----- Data excerpts -----
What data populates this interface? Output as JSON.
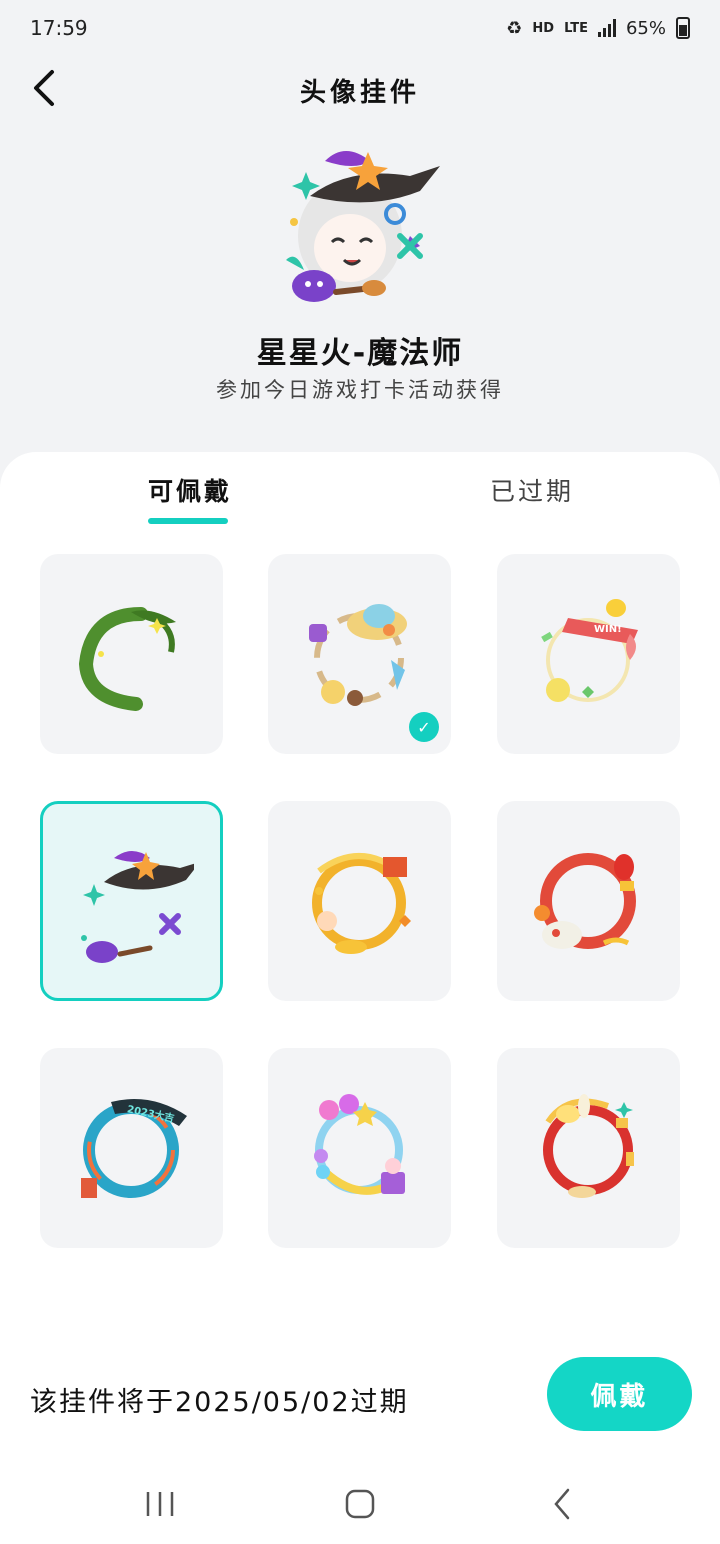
{
  "status_bar": {
    "time": "17:59",
    "network_hd": "HD",
    "network_lte": "LTE",
    "battery_percent": "65%",
    "icons": [
      "recycle-icon",
      "signal-icon",
      "battery-icon"
    ]
  },
  "header": {
    "title": "头像挂件",
    "back_icon": "chevron-left-icon"
  },
  "preview": {
    "name": "星星火-魔法师",
    "description": "参加今日游戏打卡活动获得"
  },
  "tabs": [
    {
      "label": "可佩戴",
      "active": true
    },
    {
      "label": "已过期",
      "active": false
    }
  ],
  "grid": {
    "items": [
      {
        "name": "bamboo-leaf-frame",
        "equipped": false,
        "selected": false
      },
      {
        "name": "summer-hat-frame",
        "equipped": true,
        "selected": false
      },
      {
        "name": "win-ribbon-frame",
        "equipped": false,
        "selected": false
      },
      {
        "name": "witch-hat-frame",
        "equipped": false,
        "selected": true
      },
      {
        "name": "gold-ribbon-frame",
        "equipped": false,
        "selected": false
      },
      {
        "name": "lion-dance-frame",
        "equipped": false,
        "selected": false
      },
      {
        "name": "2023-year-frame",
        "equipped": false,
        "selected": false
      },
      {
        "name": "balloon-frame",
        "equipped": false,
        "selected": false
      },
      {
        "name": "red-bunny-frame",
        "equipped": false,
        "selected": false
      }
    ]
  },
  "footer": {
    "expiry_text": "该挂件将于2025/05/02过期",
    "wear_button": "佩戴"
  },
  "colors": {
    "accent": "#14cfc0",
    "button": "#14d6c6",
    "card_bg": "#f3f4f6",
    "page_bg": "#f2f3f5"
  }
}
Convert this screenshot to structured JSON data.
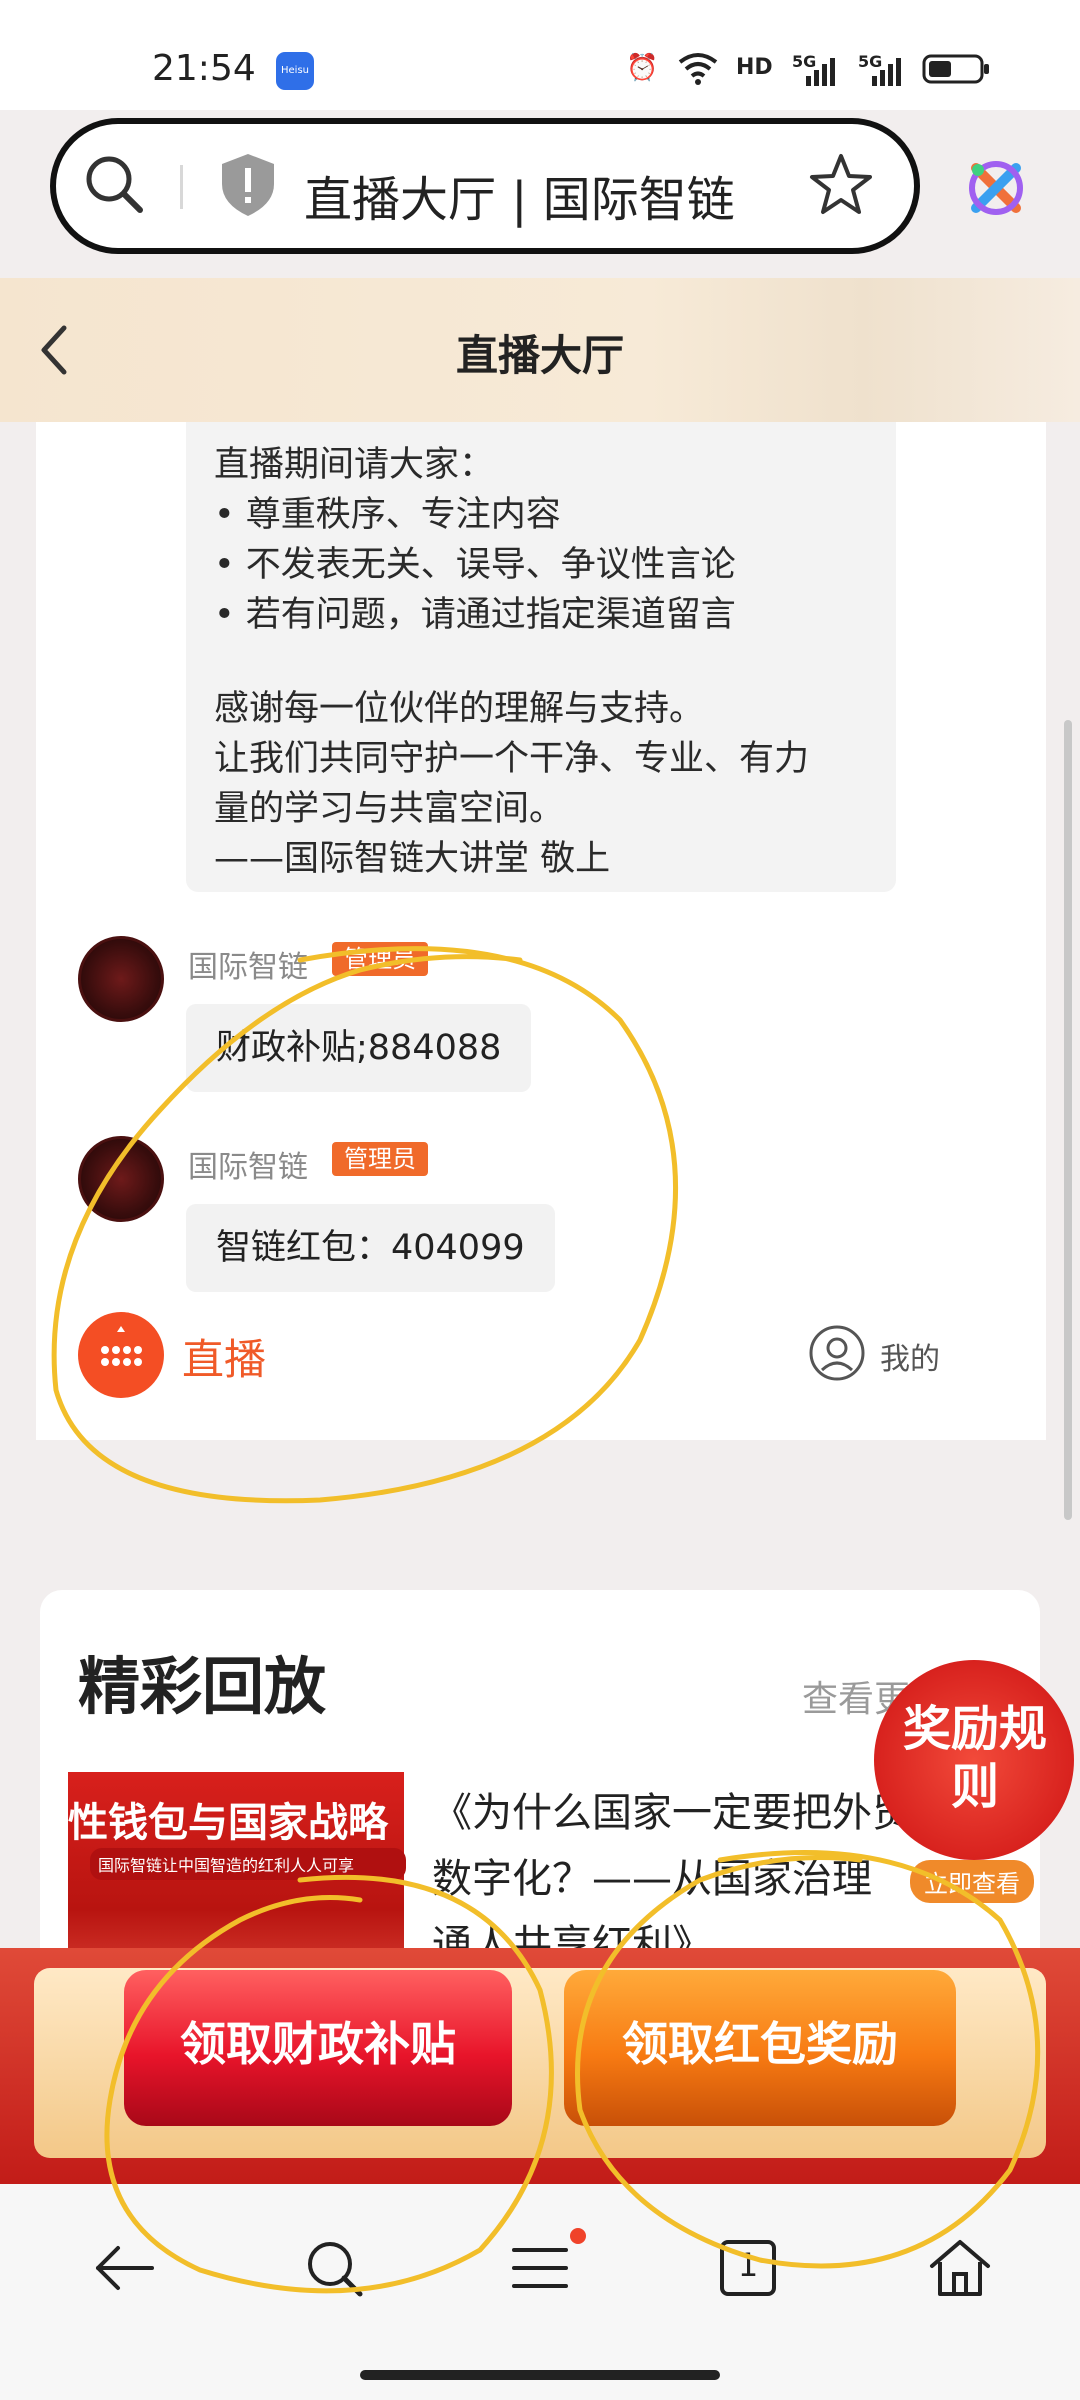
-----
§ **Requirement**:
Without the pictures, output the full listing exactly as it stands.

§ **Exercise solution**:
What data populates this interface? Output as JSON.
{
  "status_bar": {
    "time": "17:59",
    "network_hd": "HD",
    "network_lte": "LTE",
    "battery_percent": "65%",
    "icons": [
      "recycle-icon",
      "signal-icon",
      "battery-icon"
    ]
  },
  "header": {
    "title": "头像挂件",
    "back_icon": "chevron-left-icon"
  },
  "preview": {
    "name": "星星火-魔法师",
    "description": "参加今日游戏打卡活动获得"
  },
  "tabs": [
    {
      "label": "可佩戴",
      "active": true
    },
    {
      "label": "已过期",
      "active": false
    }
  ],
  "grid": {
    "items": [
      {
        "name": "bamboo-leaf-frame",
        "equipped": false,
        "selected": false
      },
      {
        "name": "summer-hat-frame",
        "equipped": true,
        "selected": false
      },
      {
        "name": "win-ribbon-frame",
        "equipped": false,
        "selected": false
      },
      {
        "name": "witch-hat-frame",
        "equipped": false,
        "selected": true
      },
      {
        "name": "gold-ribbon-frame",
        "equipped": false,
        "selected": false
      },
      {
        "name": "lion-dance-frame",
        "equipped": false,
        "selected": false
      },
      {
        "name": "2023-year-frame",
        "equipped": false,
        "selected": false
      },
      {
        "name": "balloon-frame",
        "equipped": false,
        "selected": false
      },
      {
        "name": "red-bunny-frame",
        "equipped": false,
        "selected": false
      }
    ]
  },
  "footer": {
    "expiry_text": "该挂件将于2025/05/02过期",
    "wear_button": "佩戴"
  },
  "colors": {
    "accent": "#14cfc0",
    "button": "#14d6c6",
    "card_bg": "#f3f4f6",
    "page_bg": "#f2f3f5"
  }
}
Convert this screenshot to structured JSON data.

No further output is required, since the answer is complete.